> [Task to complete] Check each line of the listing, and copy it if it contains the word "séjour".

> [Stored entries]
=====

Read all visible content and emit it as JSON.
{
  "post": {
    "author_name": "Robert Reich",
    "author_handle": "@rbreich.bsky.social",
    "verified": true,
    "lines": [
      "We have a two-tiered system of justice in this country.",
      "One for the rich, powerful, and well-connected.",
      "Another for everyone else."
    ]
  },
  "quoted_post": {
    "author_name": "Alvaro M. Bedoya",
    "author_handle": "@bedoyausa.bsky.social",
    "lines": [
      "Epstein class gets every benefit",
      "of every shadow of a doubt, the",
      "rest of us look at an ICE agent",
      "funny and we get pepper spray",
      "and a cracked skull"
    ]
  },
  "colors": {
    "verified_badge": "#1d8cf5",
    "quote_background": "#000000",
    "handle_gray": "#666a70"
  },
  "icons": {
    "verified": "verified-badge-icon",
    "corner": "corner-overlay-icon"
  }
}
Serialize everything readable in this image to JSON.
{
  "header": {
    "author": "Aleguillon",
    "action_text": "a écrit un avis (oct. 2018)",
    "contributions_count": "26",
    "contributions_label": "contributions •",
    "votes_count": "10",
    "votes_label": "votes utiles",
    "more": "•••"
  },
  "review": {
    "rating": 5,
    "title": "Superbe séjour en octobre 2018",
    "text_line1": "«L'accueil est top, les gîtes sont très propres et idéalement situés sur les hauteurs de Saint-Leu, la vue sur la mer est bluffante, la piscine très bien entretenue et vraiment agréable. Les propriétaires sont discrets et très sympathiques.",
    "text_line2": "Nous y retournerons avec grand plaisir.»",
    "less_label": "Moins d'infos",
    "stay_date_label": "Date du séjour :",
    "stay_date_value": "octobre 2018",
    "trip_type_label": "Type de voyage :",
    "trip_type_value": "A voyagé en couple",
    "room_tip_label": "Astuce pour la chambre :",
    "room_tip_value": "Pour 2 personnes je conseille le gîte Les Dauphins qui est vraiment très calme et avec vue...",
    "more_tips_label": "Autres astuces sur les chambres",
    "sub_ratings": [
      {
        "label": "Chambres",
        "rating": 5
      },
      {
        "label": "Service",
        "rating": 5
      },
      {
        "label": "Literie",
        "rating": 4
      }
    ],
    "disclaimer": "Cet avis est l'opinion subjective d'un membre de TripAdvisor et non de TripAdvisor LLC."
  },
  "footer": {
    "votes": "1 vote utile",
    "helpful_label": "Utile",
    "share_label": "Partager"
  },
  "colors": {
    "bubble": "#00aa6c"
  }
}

=====

> [Reply]
    "title": "Superbe séjour en octobre 2018",
    "stay_date_label": "Date du séjour :",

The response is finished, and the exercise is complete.